■ PROVIDED RECORDS
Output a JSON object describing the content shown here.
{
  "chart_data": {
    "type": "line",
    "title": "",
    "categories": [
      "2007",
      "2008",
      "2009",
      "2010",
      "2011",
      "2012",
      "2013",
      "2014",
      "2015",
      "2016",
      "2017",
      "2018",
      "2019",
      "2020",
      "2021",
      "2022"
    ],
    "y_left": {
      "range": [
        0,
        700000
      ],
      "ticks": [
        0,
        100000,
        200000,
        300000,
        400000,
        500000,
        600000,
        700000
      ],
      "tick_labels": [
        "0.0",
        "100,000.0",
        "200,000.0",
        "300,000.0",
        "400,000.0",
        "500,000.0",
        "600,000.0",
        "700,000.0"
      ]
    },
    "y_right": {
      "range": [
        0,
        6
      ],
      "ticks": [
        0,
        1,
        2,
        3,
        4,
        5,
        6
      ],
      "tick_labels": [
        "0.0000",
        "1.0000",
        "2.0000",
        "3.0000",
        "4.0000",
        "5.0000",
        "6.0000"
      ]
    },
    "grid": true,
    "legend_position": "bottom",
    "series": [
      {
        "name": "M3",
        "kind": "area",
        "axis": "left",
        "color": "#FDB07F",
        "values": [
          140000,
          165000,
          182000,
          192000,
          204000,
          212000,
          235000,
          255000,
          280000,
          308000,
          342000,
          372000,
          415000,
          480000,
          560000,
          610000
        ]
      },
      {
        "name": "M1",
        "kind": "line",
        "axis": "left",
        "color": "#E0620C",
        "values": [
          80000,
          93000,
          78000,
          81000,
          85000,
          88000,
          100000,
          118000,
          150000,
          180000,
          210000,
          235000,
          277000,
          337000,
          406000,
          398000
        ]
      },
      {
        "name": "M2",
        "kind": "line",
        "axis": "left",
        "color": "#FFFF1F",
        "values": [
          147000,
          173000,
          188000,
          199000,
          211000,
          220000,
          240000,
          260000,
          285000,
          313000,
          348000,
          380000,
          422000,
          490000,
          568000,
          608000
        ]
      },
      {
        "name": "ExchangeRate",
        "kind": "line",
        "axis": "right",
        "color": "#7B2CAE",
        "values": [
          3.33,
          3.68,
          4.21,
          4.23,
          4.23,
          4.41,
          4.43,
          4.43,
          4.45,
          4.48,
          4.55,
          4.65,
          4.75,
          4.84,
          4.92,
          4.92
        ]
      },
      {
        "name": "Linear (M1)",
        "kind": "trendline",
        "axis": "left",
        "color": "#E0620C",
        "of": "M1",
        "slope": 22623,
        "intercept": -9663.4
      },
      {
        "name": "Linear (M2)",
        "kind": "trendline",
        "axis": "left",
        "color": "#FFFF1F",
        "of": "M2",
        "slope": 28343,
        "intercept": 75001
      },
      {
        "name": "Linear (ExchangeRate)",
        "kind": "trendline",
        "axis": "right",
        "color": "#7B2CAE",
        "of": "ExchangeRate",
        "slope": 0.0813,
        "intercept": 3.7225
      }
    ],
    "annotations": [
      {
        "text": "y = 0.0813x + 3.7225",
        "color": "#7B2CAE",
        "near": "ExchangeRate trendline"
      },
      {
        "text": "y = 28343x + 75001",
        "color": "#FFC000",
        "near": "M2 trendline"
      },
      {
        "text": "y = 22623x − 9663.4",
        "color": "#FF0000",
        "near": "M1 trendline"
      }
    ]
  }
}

■ EXERCISE DETAILS
Retype the records above exactly.

■ REPLY
Output a JSON object describing the content shown here.
{
  "chart_data": {
    "type": "line",
    "title": "",
    "categories": [
      "2007",
      "2008",
      "2009",
      "2010",
      "2011",
      "2012",
      "2013",
      "2014",
      "2015",
      "2016",
      "2017",
      "2018",
      "2019",
      "2020",
      "2021",
      "2022"
    ],
    "y_left": {
      "range": [
        0,
        700000
      ],
      "ticks": [
        0,
        100000,
        200000,
        300000,
        400000,
        500000,
        600000,
        700000
      ],
      "tick_labels": [
        "0.0",
        "100,000.0",
        "200,000.0",
        "300,000.0",
        "400,000.0",
        "500,000.0",
        "600,000.0",
        "700,000.0"
      ]
    },
    "y_right": {
      "range": [
        0,
        6
      ],
      "ticks": [
        0,
        1,
        2,
        3,
        4,
        5,
        6
      ],
      "tick_labels": [
        "0.0000",
        "1.0000",
        "2.0000",
        "3.0000",
        "4.0000",
        "5.0000",
        "6.0000"
      ]
    },
    "grid": true,
    "legend_position": "bottom",
    "series": [
      {
        "name": "M3",
        "kind": "area",
        "axis": "left",
        "color": "#FDB07F",
        "values": [
          140000,
          165000,
          182000,
          192000,
          204000,
          212000,
          235000,
          255000,
          280000,
          308000,
          342000,
          372000,
          415000,
          480000,
          560000,
          610000
        ]
      },
      {
        "name": "M1",
        "kind": "line",
        "axis": "left",
        "color": "#E0620C",
        "values": [
          80000,
          93000,
          78000,
          81000,
          85000,
          88000,
          100000,
          118000,
          150000,
          180000,
          210000,
          235000,
          277000,
          337000,
          406000,
          398000
        ]
      },
      {
        "name": "M2",
        "kind": "line",
        "axis": "left",
        "color": "#FFFF1F",
        "values": [
          147000,
          173000,
          188000,
          199000,
          211000,
          220000,
          240000,
          260000,
          285000,
          313000,
          348000,
          380000,
          422000,
          490000,
          568000,
          608000
        ]
      },
      {
        "name": "ExchangeRate",
        "kind": "line",
        "axis": "right",
        "color": "#7B2CAE",
        "values": [
          3.33,
          3.68,
          4.21,
          4.23,
          4.23,
          4.41,
          4.43,
          4.43,
          4.45,
          4.48,
          4.55,
          4.65,
          4.75,
          4.84,
          4.92,
          4.92
        ]
      },
      {
        "name": "Linear (M1)",
        "kind": "trendline",
        "axis": "left",
        "color": "#E0620C",
        "of": "M1",
        "slope": 22623,
        "intercept": -9663.4
      },
      {
        "name": "Linear (M2)",
        "kind": "trendline",
        "axis": "left",
        "color": "#FFFF1F",
        "of": "M2",
        "slope": 28343,
        "intercept": 75001
      },
      {
        "name": "Linear (ExchangeRate)",
        "kind": "trendline",
        "axis": "right",
        "color": "#7B2CAE",
        "of": "ExchangeRate",
        "slope": 0.0813,
        "intercept": 3.7225
      }
    ],
    "annotations": [
      {
        "text": "y = 0.0813x + 3.7225",
        "color": "#7B2CAE",
        "near": "ExchangeRate trendline"
      },
      {
        "text": "y = 28343x + 75001",
        "color": "#FFC000",
        "near": "M2 trendline"
      },
      {
        "text": "y = 22623x − 9663.4",
        "color": "#FF0000",
        "near": "M1 trendline"
      }
    ]
  }
}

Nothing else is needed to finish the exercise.